▶ TO DO
Reproduce this listing in full.
BEGIN THE DATA
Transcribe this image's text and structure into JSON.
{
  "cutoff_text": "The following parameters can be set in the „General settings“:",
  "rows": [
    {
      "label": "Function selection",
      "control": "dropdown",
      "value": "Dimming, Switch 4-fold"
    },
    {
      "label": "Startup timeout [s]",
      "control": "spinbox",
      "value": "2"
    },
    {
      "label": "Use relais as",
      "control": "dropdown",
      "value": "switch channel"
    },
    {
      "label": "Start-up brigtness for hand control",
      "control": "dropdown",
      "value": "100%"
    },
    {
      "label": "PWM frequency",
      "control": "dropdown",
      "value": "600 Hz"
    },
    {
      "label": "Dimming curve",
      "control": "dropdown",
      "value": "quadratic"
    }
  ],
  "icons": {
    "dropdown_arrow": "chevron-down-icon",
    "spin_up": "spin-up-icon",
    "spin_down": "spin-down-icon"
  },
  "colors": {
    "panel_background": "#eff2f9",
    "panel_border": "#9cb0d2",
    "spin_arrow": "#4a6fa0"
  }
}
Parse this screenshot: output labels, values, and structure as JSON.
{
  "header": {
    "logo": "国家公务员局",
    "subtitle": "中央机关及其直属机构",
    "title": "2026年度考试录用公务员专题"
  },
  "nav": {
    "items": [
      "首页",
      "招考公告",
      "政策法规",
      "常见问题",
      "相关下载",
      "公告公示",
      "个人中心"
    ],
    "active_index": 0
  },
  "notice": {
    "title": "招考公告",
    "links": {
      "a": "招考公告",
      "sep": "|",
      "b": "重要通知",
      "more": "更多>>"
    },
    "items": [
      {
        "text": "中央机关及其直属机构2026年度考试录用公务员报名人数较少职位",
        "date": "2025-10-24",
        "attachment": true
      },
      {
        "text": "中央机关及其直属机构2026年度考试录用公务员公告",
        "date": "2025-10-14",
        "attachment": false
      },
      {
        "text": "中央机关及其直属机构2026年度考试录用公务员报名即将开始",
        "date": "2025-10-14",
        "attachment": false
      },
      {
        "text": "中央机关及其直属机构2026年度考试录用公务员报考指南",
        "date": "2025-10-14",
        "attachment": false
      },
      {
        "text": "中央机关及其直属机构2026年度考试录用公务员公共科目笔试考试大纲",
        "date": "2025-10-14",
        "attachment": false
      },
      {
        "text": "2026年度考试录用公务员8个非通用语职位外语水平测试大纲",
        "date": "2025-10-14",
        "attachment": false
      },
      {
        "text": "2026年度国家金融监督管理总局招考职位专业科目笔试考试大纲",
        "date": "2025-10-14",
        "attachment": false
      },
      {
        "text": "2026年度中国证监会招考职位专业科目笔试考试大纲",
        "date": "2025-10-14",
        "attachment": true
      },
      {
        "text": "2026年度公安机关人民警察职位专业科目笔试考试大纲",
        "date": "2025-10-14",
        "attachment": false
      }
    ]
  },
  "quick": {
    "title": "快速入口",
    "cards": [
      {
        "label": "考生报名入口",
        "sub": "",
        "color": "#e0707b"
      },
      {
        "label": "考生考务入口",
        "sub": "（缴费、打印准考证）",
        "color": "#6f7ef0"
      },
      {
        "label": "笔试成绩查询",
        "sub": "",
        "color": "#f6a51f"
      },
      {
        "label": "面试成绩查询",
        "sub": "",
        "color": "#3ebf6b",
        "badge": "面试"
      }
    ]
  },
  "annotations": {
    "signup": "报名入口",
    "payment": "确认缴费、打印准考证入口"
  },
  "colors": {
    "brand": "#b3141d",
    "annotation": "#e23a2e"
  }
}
END THE DATA
▶ WRITTEN RESPONSE
Transcribe this image's text and structure into JSON.
{
  "cutoff_text": "The following parameters can be set in the „General settings“:",
  "rows": [
    {
      "label": "Function selection",
      "control": "dropdown",
      "value": "Dimming, Switch 4-fold"
    },
    {
      "label": "Startup timeout [s]",
      "control": "spinbox",
      "value": "2"
    },
    {
      "label": "Use relais as",
      "control": "dropdown",
      "value": "switch channel"
    },
    {
      "label": "Start-up brigtness for hand control",
      "control": "dropdown",
      "value": "100%"
    },
    {
      "label": "PWM frequency",
      "control": "dropdown",
      "value": "600 Hz"
    },
    {
      "label": "Dimming curve",
      "control": "dropdown",
      "value": "quadratic"
    }
  ],
  "icons": {
    "dropdown_arrow": "chevron-down-icon",
    "spin_up": "spin-up-icon",
    "spin_down": "spin-down-icon"
  },
  "colors": {
    "panel_background": "#eff2f9",
    "panel_border": "#9cb0d2",
    "spin_arrow": "#4a6fa0"
  }
}
Parse this screenshot: output labels, values, and structure as JSON.
{
  "header": {
    "logo": "国家公务员局",
    "subtitle": "中央机关及其直属机构",
    "title": "2026年度考试录用公务员专题"
  },
  "nav": {
    "items": [
      "首页",
      "招考公告",
      "政策法规",
      "常见问题",
      "相关下载",
      "公告公示",
      "个人中心"
    ],
    "active_index": 0
  },
  "notice": {
    "title": "招考公告",
    "links": {
      "a": "招考公告",
      "sep": "|",
      "b": "重要通知",
      "more": "更多>>"
    },
    "items": [
      {
        "text": "中央机关及其直属机构2026年度考试录用公务员报名人数较少职位",
        "date": "2025-10-24",
        "attachment": true
      },
      {
        "text": "中央机关及其直属机构2026年度考试录用公务员公告",
        "date": "2025-10-14",
        "attachment": false
      },
      {
        "text": "中央机关及其直属机构2026年度考试录用公务员报名即将开始",
        "date": "2025-10-14",
        "attachment": false
      },
      {
        "text": "中央机关及其直属机构2026年度考试录用公务员报考指南",
        "date": "2025-10-14",
        "attachment": false
      },
      {
        "text": "中央机关及其直属机构2026年度考试录用公务员公共科目笔试考试大纲",
        "date": "2025-10-14",
        "attachment": false
      },
      {
        "text": "2026年度考试录用公务员8个非通用语职位外语水平测试大纲",
        "date": "2025-10-14",
        "attachment": false
      },
      {
        "text": "2026年度国家金融监督管理总局招考职位专业科目笔试考试大纲",
        "date": "2025-10-14",
        "attachment": false
      },
      {
        "text": "2026年度中国证监会招考职位专业科目笔试考试大纲",
        "date": "2025-10-14",
        "attachment": true
      },
      {
        "text": "2026年度公安机关人民警察职位专业科目笔试考试大纲",
        "date": "2025-10-14",
        "attachment": false
      }
    ]
  },
  "quick": {
    "title": "快速入口",
    "cards": [
      {
        "label": "考生报名入口",
        "sub": "",
        "color": "#e0707b"
      },
      {
        "label": "考生考务入口",
        "sub": "（缴费、打印准考证）",
        "color": "#6f7ef0"
      },
      {
        "label": "笔试成绩查询",
        "sub": "",
        "color": "#f6a51f"
      },
      {
        "label": "面试成绩查询",
        "sub": "",
        "color": "#3ebf6b",
        "badge": "面试"
      }
    ]
  },
  "annotations": {
    "signup": "报名入口",
    "payment": "确认缴费、打印准考证入口"
  },
  "colors": {
    "brand": "#b3141d",
    "annotation": "#e23a2e"
  }
}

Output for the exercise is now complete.